* [Task goal]
Copy every record below exactly.

* [Given data]
◇ ◇ ◇

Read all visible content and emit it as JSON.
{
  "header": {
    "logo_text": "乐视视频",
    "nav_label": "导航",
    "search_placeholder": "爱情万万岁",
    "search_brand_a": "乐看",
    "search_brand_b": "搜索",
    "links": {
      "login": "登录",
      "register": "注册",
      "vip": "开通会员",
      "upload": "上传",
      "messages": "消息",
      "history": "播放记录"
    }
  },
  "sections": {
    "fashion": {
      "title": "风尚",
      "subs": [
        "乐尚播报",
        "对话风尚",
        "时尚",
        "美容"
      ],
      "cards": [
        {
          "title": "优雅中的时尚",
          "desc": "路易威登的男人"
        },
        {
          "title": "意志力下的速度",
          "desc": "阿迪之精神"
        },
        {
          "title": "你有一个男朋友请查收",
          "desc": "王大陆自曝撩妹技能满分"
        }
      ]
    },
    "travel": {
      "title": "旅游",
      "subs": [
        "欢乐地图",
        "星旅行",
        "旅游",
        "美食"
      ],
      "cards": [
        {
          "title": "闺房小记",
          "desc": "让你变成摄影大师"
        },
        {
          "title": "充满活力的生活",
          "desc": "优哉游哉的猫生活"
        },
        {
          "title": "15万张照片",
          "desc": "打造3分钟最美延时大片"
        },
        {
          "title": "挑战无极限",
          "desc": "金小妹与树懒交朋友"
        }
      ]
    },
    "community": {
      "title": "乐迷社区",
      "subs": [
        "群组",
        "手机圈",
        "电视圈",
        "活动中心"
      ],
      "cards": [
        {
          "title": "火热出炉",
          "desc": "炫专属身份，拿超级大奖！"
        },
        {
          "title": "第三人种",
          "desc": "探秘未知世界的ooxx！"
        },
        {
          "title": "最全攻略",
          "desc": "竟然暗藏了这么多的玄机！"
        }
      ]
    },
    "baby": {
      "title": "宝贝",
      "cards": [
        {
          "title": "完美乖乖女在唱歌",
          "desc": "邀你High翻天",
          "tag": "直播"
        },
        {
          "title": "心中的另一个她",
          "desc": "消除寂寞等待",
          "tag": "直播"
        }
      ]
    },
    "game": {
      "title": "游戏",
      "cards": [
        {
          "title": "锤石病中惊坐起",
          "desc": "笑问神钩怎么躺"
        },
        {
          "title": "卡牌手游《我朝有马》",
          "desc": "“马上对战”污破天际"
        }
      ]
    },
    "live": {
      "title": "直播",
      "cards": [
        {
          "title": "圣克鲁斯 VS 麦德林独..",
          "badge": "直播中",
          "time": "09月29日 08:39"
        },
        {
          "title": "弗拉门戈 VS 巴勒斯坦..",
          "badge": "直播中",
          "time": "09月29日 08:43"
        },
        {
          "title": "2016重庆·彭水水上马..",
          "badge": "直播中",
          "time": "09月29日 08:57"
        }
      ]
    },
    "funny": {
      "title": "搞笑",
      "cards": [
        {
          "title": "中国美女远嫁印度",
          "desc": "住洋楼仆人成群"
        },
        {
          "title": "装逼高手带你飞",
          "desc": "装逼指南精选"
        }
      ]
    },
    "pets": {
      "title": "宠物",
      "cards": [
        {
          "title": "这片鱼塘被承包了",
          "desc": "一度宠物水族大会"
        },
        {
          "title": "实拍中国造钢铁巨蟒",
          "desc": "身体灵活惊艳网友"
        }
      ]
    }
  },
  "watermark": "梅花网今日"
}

◇ ◇ ◇

* [Exercise solution]
Read all visible content and emit it as JSON.
{
  "header": {
    "logo_text": "乐视视频",
    "nav_label": "导航",
    "search_placeholder": "爱情万万岁",
    "search_brand_a": "乐看",
    "search_brand_b": "搜索",
    "links": {
      "login": "登录",
      "register": "注册",
      "vip": "开通会员",
      "upload": "上传",
      "messages": "消息",
      "history": "播放记录"
    }
  },
  "sections": {
    "fashion": {
      "title": "风尚",
      "subs": [
        "乐尚播报",
        "对话风尚",
        "时尚",
        "美容"
      ],
      "cards": [
        {
          "title": "优雅中的时尚",
          "desc": "路易威登的男人"
        },
        {
          "title": "意志力下的速度",
          "desc": "阿迪之精神"
        },
        {
          "title": "你有一个男朋友请查收",
          "desc": "王大陆自曝撩妹技能满分"
        }
      ]
    },
    "travel": {
      "title": "旅游",
      "subs": [
        "欢乐地图",
        "星旅行",
        "旅游",
        "美食"
      ],
      "cards": [
        {
          "title": "闺房小记",
          "desc": "让你变成摄影大师"
        },
        {
          "title": "充满活力的生活",
          "desc": "优哉游哉的猫生活"
        },
        {
          "title": "15万张照片",
          "desc": "打造3分钟最美延时大片"
        },
        {
          "title": "挑战无极限",
          "desc": "金小妹与树懒交朋友"
        }
      ]
    },
    "community": {
      "title": "乐迷社区",
      "subs": [
        "群组",
        "手机圈",
        "电视圈",
        "活动中心"
      ],
      "cards": [
        {
          "title": "火热出炉",
          "desc": "炫专属身份，拿超级大奖！"
        },
        {
          "title": "第三人种",
          "desc": "探秘未知世界的ooxx！"
        },
        {
          "title": "最全攻略",
          "desc": "竟然暗藏了这么多的玄机！"
        }
      ]
    },
    "baby": {
      "title": "宝贝",
      "cards": [
        {
          "title": "完美乖乖女在唱歌",
          "desc": "邀你High翻天",
          "tag": "直播"
        },
        {
          "title": "心中的另一个她",
          "desc": "消除寂寞等待",
          "tag": "直播"
        }
      ]
    },
    "game": {
      "title": "游戏",
      "cards": [
        {
          "title": "锤石病中惊坐起",
          "desc": "笑问神钩怎么躺"
        },
        {
          "title": "卡牌手游《我朝有马》",
          "desc": "“马上对战”污破天际"
        }
      ]
    },
    "live": {
      "title": "直播",
      "cards": [
        {
          "title": "圣克鲁斯 VS 麦德林独..",
          "badge": "直播中",
          "time": "09月29日 08:39"
        },
        {
          "title": "弗拉门戈 VS 巴勒斯坦..",
          "badge": "直播中",
          "time": "09月29日 08:43"
        },
        {
          "title": "2016重庆·彭水水上马..",
          "badge": "直播中",
          "time": "09月29日 08:57"
        }
      ]
    },
    "funny": {
      "title": "搞笑",
      "cards": [
        {
          "title": "中国美女远嫁印度",
          "desc": "住洋楼仆人成群"
        },
        {
          "title": "装逼高手带你飞",
          "desc": "装逼指南精选"
        }
      ]
    },
    "pets": {
      "title": "宠物",
      "cards": [
        {
          "title": "这片鱼塘被承包了",
          "desc": "一度宠物水族大会"
        },
        {
          "title": "实拍中国造钢铁巨蟒",
          "desc": "身体灵活惊艳网友"
        }
      ]
    }
  },
  "watermark": "梅花网今日"
}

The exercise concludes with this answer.